● THE REQUEST: Print each line exactly as it is given.

● SUPPLIED RECORDS:

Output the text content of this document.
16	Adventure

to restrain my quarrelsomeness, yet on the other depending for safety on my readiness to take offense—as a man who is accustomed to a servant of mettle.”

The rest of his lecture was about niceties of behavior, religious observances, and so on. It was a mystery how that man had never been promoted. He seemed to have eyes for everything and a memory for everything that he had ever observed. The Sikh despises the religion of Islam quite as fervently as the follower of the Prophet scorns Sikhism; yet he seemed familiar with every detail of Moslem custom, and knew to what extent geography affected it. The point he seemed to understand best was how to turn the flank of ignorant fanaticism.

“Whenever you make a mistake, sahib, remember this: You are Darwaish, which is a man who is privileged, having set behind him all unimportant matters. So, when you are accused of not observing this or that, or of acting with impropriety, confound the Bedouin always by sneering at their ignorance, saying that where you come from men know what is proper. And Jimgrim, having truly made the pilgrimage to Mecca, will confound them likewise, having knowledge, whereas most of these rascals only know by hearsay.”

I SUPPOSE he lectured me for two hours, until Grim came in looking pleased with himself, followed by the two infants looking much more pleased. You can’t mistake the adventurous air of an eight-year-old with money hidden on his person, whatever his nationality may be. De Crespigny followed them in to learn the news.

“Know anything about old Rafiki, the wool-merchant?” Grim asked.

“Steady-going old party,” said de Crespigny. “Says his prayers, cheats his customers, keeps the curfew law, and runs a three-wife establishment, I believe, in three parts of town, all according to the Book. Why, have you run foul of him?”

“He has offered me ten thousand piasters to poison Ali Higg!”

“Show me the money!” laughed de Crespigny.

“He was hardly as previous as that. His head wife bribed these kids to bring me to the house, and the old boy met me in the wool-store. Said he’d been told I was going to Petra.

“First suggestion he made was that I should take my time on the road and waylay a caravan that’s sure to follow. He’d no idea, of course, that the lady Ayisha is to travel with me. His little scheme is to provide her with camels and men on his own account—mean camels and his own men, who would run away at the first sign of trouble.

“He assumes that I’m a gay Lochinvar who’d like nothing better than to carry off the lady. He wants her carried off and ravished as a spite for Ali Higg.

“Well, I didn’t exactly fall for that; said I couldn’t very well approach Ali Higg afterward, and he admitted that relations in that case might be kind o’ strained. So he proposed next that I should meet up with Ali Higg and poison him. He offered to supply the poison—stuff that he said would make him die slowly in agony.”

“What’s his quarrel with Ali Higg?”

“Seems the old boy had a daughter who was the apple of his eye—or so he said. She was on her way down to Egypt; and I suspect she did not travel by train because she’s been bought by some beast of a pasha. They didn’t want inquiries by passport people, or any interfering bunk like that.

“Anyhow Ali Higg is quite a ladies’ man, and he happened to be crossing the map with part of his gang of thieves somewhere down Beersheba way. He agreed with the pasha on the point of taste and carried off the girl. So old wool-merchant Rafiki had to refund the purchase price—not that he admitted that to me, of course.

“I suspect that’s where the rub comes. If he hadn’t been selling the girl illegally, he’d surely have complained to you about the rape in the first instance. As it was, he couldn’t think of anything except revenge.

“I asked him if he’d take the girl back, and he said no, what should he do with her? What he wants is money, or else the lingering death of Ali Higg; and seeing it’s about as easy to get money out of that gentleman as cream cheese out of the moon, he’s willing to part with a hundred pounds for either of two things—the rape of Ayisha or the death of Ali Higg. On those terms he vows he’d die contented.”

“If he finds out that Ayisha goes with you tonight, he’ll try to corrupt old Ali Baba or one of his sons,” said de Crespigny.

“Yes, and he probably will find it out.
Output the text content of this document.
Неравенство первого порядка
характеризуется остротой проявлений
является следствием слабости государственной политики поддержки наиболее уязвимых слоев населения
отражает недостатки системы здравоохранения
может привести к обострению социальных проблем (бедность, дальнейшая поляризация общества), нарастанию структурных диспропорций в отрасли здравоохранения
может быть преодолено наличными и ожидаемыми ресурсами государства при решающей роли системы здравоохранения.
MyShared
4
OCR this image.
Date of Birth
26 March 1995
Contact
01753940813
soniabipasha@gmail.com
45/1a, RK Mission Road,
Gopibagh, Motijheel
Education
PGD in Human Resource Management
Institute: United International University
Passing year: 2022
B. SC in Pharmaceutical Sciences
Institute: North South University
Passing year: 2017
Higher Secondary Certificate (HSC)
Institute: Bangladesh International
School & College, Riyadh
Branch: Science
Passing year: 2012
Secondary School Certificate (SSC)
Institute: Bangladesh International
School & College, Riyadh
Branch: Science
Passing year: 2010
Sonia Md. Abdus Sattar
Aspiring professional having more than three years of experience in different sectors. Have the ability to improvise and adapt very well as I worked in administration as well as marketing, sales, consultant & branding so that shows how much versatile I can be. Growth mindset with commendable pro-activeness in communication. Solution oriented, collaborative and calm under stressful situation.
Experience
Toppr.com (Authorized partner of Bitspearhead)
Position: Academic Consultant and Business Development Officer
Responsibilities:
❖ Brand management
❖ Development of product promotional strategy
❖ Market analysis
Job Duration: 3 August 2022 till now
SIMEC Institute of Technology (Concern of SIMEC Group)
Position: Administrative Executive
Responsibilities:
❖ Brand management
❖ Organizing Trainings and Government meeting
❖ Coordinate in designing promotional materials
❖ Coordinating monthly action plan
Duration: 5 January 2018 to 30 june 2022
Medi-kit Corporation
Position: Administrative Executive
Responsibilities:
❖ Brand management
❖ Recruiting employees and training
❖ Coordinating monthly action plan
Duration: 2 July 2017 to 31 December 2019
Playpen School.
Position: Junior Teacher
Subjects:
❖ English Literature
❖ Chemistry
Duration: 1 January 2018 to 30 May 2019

● ANSWER TO THIS EXERCISE:
Output the text content of this document.
16	Adventure

to restrain my quarrelsomeness, yet on the other depending for safety on my readiness to take offense—as a man who is accustomed to a servant of mettle.”

The rest of his lecture was about niceties of behavior, religious observances, and so on. It was a mystery how that man had never been promoted. He seemed to have eyes for everything and a memory for everything that he had ever observed. The Sikh despises the religion of Islam quite as fervently as the follower of the Prophet scorns Sikhism; yet he seemed familiar with every detail of Moslem custom, and knew to what extent geography affected it. The point he seemed to understand best was how to turn the flank of ignorant fanaticism.

“Whenever you make a mistake, sahib, remember this: You are Darwaish, which is a man who is privileged, having set behind him all unimportant matters. So, when you are accused of not observing this or that, or of acting with impropriety, confound the Bedouin always by sneering at their ignorance, saying that where you come from men know what is proper. And Jimgrim, having truly made the pilgrimage to Mecca, will confound them likewise, having knowledge, whereas most of these rascals only know by hearsay.”

I SUPPOSE he lectured me for two hours, until Grim came in looking pleased with himself, followed by the two infants looking much more pleased. You can’t mistake the adventurous air of an eight-year-old with money hidden on his person, whatever his nationality may be. De Crespigny followed them in to learn the news.

“Know anything about old Rafiki, the wool-merchant?” Grim asked.

“Steady-going old party,” said de Crespigny. “Says his prayers, cheats his customers, keeps the curfew law, and runs a three-wife establishment, I believe, in three parts of town, all according to the Book. Why, have you run foul of him?”

“He has offered me ten thousand piasters to poison Ali Higg!”

“Show me the money!” laughed de Crespigny.

“He was hardly as previous as that. His head wife bribed these kids to bring me to the house, and the old boy met me in the wool-store. Said he’d been told I was going to Petra.

“First suggestion he made was that I should take my time on the road and waylay a caravan that’s sure to follow. He’d no idea, of course, that the lady Ayisha is to travel with me. His little scheme is to provide her with camels and men on his own account—mean camels and his own men, who would run away at the first sign of trouble.

“He assumes that I’m a gay Lochinvar who’d like nothing better than to carry off the lady. He wants her carried off and ravished as a spite for Ali Higg.

“Well, I didn’t exactly fall for that; said I couldn’t very well approach Ali Higg afterward, and he admitted that relations in that case might be kind o’ strained. So he proposed next that I should meet up with Ali Higg and poison him. He offered to supply the poison—stuff that he said would make him die slowly in agony.”

“What’s his quarrel with Ali Higg?”

“Seems the old boy had a daughter who was the apple of his eye—or so he said. She was on her way down to Egypt; and I suspect she did not travel by train because she’s been bought by some beast of a pasha. They didn’t want inquiries by passport people, or any interfering bunk like that.

“Anyhow Ali Higg is quite a ladies’ man, and he happened to be crossing the map with part of his gang of thieves somewhere down Beersheba way. He agreed with the pasha on the point of taste and carried off the girl. So old wool-merchant Rafiki had to refund the purchase price—not that he admitted that to me, of course.

“I suspect that’s where the rub comes. If he hadn’t been selling the girl illegally, he’d surely have complained to you about the rape in the first instance. As it was, he couldn’t think of anything except revenge.

“I asked him if he’d take the girl back, and he said no, what should he do with her? What he wants is money, or else the lingering death of Ali Higg; and seeing it’s about as easy to get money out of that gentleman as cream cheese out of the moon, he’s willing to part with a hundred pounds for either of two things—the rape of Ayisha or the death of Ali Higg. On those terms he vows he’d die contented.”

“If he finds out that Ayisha goes with you tonight, he’ll try to corrupt old Ali Baba or one of his sons,” said de Crespigny.

“Yes, and he probably will find it out.
Output the text content of this document.
Неравенство первого порядка
характеризуется остротой проявлений
является следствием слабости государственной политики поддержки наиболее уязвимых слоев населения
отражает недостатки системы здравоохранения
может привести к обострению социальных проблем (бедность, дальнейшая поляризация общества), нарастанию структурных диспропорций в отрасли здравоохранения
может быть преодолено наличными и ожидаемыми ресурсами государства при решающей роли системы здравоохранения.
MyShared
4
OCR this image.
Date of Birth
26 March 1995
Contact
01753940813
soniabipasha@gmail.com
45/1a, RK Mission Road,
Gopibagh, Motijheel
Education
PGD in Human Resource Management
Institute: United International University
Passing year: 2022
B. SC in Pharmaceutical Sciences
Institute: North South University
Passing year: 2017
Higher Secondary Certificate (HSC)
Institute: Bangladesh International
School & College, Riyadh
Branch: Science
Passing year: 2012
Secondary School Certificate (SSC)
Institute: Bangladesh International
School & College, Riyadh
Branch: Science
Passing year: 2010
Sonia Md. Abdus Sattar
Aspiring professional having more than three years of experience in different sectors. Have the ability to improvise and adapt very well as I worked in administration as well as marketing, sales, consultant & branding so that shows how much versatile I can be. Growth mindset with commendable pro-activeness in communication. Solution oriented, collaborative and calm under stressful situation.
Experience
Toppr.com (Authorized partner of Bitspearhead)
Position: Academic Consultant and Business Development Officer
Responsibilities:
❖ Brand management
❖ Development of product promotional strategy
❖ Market analysis
Job Duration: 3 August 2022 till now
SIMEC Institute of Technology (Concern of SIMEC Group)
Position: Administrative Executive
Responsibilities:
❖ Brand management
❖ Organizing Trainings and Government meeting
❖ Coordinate in designing promotional materials
❖ Coordinating monthly action plan
Duration: 5 January 2018 to 30 june 2022
Medi-kit Corporation
Position: Administrative Executive
Responsibilities:
❖ Brand management
❖ Recruiting employees and training
❖ Coordinating monthly action plan
Duration: 2 July 2017 to 31 December 2019
Playpen School.
Position: Junior Teacher
Subjects:
❖ English Literature
❖ Chemistry
Duration: 1 January 2018 to 30 May 2019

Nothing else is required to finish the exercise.